SELECTED EXTRACT:
>>>>

Introduction to TrueCrypt

September 18, 2012 by Vinod Mondhekar

While searching on the Internet for protecting our data and laptop, there are lots of software or tools available. Suppose you are using an Apple device, then it is not difficult to track your device. Now when we consider the security of our data / information then you must hear about Blackberry. The entire corporate environment uses Blackberry for only one purpose, and that is encryption and decryption techniques to protect data / information.

BitLocker is another of the known tools for encryption. If you really think about encrypting information then you must learn about TrueCrypt. If you’re looking for a powerful way to encrypt everything from system drives/ HDD hard disk, TrueCrypt is an open-source tool that will help you to lock up your files. Read on as we show you how to get started.

TrueCrypt is tool that encrypts data or information using on-the-fly technique.. On-the-fly technique decrypts data when we have to use it and again encrypts data as soon as we are done with it. This entire process is without any user intervention.

When we copy from a mounted TrueCrypt drive / volume, this process is just like copying from one storage disk to another storage disk. At this time data decrypts and stores in temp storage in memory or RAM. After we use this data, the data encrypts and the memory becomes free for other uses.

Here I want to say that the whole set of data is not stored in RAM at one time. It is like bitwise data which we are using, or which is currently being used. For this process, we don’t need extra RAM / memory.

Let’s take an example that there is an abc.flv video file stored on a TrueCrypt disk. If the user provides the correct password / encryption key and mounts (opens) the TrueCrypt disk,then after the user double clicks on the icon of the video file, the operating system launches the program associated with the file type – most of the time media player/ VLC player. The media player/ VLC player then begins loading a small bitwise initial portion of the video file from the TrueCrypt-encrypted disk to RAM (memory) in order to play it. While the portion is being loaded in RAM, TrueCrypt is automatically decrypting it (in RAM). The decrypted portion of the video (stored in RAM) is then played by the media player or VLC player.

This process continues, as the portion is being played, the media player begins loading another small bitwise portion of the video file from the TrueCrypt-encrypted disk to RAM or memory, and the process repeats. That why this process is called on-the-fly encryption/decryption technique, and it works for all file types / information / data (not only for video files).

Note that TrueCrypt never saves any decrypted data to a disk – it only stores them temporarily in RAM / memory. Data is still encrypted even when the volume or disk is mounted. Suddenly when you restart Windows operating system or turn off your computer, the volume will be dismounted and files stored in it will be key protected or inaccessible and encrypted. Even when the power supply is suddenly interrupted without proper system shut down, files stored in the volume or virtual disk are inaccessible and encrypted or password protected. To make them accessible again, you have to mount the volume or disk and provide the correct password or encryption key.

<<<<

WHAT YOU WILL DO:
1) According to the TrueCrypt introduction, where does TrueCrypt keep decrypted data?
2) Continue the TrueCrypt introduction with a further paragraph after its last sentence.

DATA UNDER STUDY:
>>>>

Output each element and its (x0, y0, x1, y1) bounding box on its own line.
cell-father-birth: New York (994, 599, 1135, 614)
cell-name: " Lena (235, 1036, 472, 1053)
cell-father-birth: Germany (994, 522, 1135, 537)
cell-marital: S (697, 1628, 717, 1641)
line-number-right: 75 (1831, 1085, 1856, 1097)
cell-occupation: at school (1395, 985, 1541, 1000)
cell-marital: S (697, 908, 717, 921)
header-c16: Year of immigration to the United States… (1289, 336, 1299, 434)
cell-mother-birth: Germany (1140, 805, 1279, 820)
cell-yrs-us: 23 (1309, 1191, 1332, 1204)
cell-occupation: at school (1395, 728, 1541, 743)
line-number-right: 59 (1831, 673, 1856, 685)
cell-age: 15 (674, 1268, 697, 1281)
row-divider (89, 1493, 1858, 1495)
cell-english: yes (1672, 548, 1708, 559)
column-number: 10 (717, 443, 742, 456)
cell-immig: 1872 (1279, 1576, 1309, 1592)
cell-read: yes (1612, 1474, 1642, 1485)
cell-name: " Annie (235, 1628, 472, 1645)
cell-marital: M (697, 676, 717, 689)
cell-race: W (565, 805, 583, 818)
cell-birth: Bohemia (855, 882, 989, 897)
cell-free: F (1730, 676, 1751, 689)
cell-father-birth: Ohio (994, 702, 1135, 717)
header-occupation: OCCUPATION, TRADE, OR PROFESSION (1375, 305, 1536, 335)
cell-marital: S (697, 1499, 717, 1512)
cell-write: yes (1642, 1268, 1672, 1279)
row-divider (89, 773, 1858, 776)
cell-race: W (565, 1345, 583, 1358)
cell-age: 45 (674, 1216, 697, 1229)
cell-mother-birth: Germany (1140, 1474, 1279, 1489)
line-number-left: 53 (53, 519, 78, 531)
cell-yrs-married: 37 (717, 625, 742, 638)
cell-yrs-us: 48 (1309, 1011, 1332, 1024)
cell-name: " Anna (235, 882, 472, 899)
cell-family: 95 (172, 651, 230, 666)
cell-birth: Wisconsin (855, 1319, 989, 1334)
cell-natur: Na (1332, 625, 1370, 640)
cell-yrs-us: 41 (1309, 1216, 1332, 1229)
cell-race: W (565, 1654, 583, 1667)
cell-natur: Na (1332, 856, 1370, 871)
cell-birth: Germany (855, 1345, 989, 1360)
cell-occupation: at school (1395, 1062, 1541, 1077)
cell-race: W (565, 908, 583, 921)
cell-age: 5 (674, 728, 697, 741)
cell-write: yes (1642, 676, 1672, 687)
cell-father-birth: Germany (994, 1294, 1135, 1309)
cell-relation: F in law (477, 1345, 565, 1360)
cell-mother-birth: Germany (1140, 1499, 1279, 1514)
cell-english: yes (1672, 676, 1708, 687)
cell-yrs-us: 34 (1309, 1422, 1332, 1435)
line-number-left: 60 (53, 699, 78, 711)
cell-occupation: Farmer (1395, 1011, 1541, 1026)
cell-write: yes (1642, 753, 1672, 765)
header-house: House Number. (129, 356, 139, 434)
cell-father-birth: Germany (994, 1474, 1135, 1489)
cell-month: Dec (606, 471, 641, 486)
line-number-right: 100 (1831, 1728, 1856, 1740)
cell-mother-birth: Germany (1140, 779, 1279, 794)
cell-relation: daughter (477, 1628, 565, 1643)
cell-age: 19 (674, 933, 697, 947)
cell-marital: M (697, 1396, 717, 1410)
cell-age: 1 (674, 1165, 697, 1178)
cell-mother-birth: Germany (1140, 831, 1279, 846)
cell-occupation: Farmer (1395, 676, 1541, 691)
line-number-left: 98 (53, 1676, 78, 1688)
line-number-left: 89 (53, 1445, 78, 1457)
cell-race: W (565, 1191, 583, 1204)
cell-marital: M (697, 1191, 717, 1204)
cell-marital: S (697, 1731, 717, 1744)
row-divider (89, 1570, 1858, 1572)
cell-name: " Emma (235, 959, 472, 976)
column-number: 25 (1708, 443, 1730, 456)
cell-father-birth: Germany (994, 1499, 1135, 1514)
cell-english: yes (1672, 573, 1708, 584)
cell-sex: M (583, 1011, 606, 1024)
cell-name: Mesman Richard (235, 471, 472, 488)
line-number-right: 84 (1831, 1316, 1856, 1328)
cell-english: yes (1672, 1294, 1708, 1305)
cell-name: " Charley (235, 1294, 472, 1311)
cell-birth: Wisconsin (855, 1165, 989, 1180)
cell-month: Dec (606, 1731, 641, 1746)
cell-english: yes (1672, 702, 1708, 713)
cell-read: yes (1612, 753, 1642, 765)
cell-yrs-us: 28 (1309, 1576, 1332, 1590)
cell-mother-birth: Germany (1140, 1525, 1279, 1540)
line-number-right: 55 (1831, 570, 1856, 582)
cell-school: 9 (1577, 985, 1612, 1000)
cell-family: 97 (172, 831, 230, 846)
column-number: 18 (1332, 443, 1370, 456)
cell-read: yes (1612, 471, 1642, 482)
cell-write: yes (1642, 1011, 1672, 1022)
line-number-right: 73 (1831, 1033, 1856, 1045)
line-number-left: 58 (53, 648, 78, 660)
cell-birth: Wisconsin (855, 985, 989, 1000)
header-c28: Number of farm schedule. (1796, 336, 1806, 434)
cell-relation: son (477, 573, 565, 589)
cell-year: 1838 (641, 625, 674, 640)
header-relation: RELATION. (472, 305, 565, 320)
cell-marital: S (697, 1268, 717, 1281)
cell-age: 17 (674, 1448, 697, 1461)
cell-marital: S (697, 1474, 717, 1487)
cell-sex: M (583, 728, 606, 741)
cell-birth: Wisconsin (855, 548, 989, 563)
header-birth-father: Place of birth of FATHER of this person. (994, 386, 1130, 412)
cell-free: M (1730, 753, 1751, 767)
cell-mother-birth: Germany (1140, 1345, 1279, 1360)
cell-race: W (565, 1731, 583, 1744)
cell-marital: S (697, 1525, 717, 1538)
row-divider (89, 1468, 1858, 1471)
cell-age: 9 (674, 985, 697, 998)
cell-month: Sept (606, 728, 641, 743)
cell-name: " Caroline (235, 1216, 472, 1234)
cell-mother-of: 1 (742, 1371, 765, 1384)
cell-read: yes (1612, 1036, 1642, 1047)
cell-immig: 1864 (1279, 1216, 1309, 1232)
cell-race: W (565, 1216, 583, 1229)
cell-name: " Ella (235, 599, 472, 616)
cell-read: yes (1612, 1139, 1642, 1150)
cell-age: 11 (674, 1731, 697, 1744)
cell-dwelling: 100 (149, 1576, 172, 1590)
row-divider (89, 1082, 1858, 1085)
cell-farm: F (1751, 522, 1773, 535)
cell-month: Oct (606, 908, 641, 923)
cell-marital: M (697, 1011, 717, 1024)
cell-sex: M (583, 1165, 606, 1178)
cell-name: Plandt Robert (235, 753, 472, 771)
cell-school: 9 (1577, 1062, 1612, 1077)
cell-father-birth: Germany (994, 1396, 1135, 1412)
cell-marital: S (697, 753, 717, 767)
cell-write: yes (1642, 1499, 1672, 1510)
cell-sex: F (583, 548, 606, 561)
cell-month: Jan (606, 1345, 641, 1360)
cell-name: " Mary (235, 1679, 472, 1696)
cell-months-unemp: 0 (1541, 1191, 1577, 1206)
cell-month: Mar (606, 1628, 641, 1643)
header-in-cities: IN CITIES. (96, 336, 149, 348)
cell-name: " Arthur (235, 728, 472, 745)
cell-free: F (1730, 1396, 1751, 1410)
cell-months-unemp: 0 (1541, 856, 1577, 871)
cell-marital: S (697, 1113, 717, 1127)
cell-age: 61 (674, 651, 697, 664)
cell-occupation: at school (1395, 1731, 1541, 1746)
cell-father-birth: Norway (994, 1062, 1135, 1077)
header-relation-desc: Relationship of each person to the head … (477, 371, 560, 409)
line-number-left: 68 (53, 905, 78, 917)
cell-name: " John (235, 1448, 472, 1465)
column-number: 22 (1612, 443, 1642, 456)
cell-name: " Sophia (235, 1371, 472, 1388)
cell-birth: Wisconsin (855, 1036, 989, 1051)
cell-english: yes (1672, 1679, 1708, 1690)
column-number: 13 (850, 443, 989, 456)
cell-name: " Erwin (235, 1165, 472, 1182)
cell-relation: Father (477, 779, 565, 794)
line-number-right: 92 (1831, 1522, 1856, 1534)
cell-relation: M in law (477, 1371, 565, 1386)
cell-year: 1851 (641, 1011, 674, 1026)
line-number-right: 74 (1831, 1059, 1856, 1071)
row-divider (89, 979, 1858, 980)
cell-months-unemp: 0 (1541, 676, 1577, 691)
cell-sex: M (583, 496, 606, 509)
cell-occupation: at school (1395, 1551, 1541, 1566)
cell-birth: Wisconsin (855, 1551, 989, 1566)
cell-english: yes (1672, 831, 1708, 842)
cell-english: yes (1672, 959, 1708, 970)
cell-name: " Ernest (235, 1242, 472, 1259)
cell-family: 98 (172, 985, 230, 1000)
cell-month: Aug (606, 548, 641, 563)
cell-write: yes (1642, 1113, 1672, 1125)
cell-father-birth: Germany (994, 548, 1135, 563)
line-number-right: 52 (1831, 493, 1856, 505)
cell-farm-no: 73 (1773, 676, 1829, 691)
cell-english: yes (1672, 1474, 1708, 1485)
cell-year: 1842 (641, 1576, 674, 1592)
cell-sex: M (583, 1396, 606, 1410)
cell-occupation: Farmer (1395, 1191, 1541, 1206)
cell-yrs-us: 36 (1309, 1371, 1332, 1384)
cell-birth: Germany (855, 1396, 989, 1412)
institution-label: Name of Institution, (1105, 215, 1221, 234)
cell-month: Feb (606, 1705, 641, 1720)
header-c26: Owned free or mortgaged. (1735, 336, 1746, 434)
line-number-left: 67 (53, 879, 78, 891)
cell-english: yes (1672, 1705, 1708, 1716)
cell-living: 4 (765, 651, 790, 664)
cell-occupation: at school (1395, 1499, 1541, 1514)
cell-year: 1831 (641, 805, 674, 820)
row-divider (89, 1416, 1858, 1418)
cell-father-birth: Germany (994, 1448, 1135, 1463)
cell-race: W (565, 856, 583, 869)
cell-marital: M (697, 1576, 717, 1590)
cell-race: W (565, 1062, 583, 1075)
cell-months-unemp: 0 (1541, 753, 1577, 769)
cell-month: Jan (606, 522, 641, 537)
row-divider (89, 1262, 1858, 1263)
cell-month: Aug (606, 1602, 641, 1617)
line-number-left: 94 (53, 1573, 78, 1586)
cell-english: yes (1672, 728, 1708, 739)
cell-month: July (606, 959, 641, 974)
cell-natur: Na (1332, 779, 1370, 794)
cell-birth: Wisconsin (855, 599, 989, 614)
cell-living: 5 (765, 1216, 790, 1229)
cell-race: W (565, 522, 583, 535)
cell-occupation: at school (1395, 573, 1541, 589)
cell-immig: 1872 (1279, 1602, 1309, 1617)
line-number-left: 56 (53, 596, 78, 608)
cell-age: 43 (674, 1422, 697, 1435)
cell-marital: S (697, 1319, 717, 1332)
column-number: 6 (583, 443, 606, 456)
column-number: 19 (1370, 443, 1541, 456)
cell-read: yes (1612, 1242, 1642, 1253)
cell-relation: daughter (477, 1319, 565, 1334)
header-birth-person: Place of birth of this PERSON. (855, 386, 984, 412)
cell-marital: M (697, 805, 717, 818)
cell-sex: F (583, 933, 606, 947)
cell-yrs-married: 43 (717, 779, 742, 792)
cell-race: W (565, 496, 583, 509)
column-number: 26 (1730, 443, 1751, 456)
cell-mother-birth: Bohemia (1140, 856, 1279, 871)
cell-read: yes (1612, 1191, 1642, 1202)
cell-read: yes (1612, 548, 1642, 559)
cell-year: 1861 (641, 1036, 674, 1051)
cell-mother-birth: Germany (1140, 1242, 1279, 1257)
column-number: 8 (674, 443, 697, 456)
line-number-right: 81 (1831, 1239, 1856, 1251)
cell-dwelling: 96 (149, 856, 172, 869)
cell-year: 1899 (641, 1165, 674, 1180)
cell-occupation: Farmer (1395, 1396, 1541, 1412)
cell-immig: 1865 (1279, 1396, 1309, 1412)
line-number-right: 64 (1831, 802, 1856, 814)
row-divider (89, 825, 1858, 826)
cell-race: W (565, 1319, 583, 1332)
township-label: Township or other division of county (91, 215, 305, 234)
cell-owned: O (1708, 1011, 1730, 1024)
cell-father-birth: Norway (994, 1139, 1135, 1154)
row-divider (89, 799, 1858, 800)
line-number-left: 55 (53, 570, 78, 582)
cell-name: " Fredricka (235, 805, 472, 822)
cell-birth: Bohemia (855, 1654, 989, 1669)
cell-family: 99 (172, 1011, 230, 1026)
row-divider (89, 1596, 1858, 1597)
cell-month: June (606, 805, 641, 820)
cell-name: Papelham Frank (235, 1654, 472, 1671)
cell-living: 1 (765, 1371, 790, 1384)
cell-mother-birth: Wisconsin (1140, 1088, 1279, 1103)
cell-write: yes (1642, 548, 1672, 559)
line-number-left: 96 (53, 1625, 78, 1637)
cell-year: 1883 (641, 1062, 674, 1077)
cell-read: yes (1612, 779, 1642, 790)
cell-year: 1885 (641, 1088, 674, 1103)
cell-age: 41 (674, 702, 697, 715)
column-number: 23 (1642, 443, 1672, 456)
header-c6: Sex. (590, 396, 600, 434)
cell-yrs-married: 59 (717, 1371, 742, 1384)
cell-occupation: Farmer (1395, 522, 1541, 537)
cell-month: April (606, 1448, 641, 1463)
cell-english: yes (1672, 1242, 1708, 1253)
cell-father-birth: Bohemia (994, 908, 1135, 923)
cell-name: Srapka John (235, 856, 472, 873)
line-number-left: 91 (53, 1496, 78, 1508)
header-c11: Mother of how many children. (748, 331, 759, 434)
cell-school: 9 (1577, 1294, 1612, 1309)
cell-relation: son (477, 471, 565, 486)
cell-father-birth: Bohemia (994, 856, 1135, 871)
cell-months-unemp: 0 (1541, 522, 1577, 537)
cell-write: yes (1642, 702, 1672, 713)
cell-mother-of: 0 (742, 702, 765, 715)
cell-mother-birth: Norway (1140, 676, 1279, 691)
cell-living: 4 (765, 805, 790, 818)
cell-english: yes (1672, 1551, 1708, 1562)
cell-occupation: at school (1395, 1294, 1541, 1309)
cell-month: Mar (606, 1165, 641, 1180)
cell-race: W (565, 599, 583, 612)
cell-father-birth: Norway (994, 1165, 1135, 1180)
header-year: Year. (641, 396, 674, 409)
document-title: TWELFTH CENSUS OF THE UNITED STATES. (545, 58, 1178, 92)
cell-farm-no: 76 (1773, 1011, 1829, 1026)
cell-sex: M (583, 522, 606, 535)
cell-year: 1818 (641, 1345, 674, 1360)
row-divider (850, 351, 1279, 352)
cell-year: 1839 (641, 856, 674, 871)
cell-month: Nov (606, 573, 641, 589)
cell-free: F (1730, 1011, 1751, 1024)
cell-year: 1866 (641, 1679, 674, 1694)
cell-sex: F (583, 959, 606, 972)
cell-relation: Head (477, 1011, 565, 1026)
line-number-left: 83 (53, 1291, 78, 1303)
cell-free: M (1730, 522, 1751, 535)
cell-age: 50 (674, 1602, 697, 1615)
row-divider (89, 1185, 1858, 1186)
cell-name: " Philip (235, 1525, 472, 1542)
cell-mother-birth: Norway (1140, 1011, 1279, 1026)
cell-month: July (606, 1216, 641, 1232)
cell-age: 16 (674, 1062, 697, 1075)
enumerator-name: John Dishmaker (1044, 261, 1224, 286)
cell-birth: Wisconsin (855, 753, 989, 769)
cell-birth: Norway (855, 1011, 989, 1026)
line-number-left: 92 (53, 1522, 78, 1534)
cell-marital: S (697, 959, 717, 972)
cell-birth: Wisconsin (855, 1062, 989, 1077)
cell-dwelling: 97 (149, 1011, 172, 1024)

<<<<

RESPONSES TO THE TASKS:
1) Only temporarily in RAM (memory). It never saves decrypted data to a disk.

2)
Now we install TrueCrypt on a Windows system:

1. Double click on TrueCrypt setup file, the latest version of it is 7.1a.

Kindly accept the license and click the Next button at the bottom.

2. Then we get two options for wizard mode selection: the first one is Install and the other is Extract. We have to select one option, and we want to install TrueCrypt on our system, so, we select Install, and click Next..

3. Then next step is Setup Options, and we are selecting the location where we want to install the TrueCrypt program files. If the specified folder does not exist, it will be automatically created.

At the same time we have some check boxes, such as Install for all users, Add TrueCrypt to Start menu, Associate the .tc file extension with TrueCrypt, and last but not least, an important option is Create System Restore point.

After selecting all check boxes, click on the Install button at the bottom.

4. Please wait while TrueCrypt is being installed. After TrueCrypt has been successfully installed, click on the ok button, as shown in the figure below.

5. The main advantage of TrueCrypt is that it is an open source program/ tool. After installation we come to a Donate window, it totally depends upon you to make a donation or not.

6. You can click on finish to end this setup.

7. At the last step you will get this message box, it gives you some information about using a beginner’s tutorial in the TrueCrypt user guide and asks you to view the tutorial.

That’s all for the installation part. But the next important part starts here, after installation….

How to Create & Use a TrueCrypt Container:

Now we will learn how to use TrueCrypt with step-by-step instructions.

The initial step to run TrueCrypt is very easy, just double click on its icon. The first thing we need to do is create a volume.

Click on the “Create Volume” button. This will launch the volume creation wizard and prompt you to choose one of the follow volume types:

Select “Create an encrypted file container”. Next the wizard will ask you for volume type.

Volume type also provides some options. Go for standard TrueCrypt Volume.

Select a location for your TrueCrypt volume.

Now it’s time to select an encryption algorithm. In 2008, the FBI spent over a year trying to decrypt the AES encrypted hard drives of a Brazilian banker involved in a financial scam. Even if your data-protection-paranoia extends to the level of acronym agencies with deep pockets and skilled forensics teams, you can rest easy knowing your data is secure.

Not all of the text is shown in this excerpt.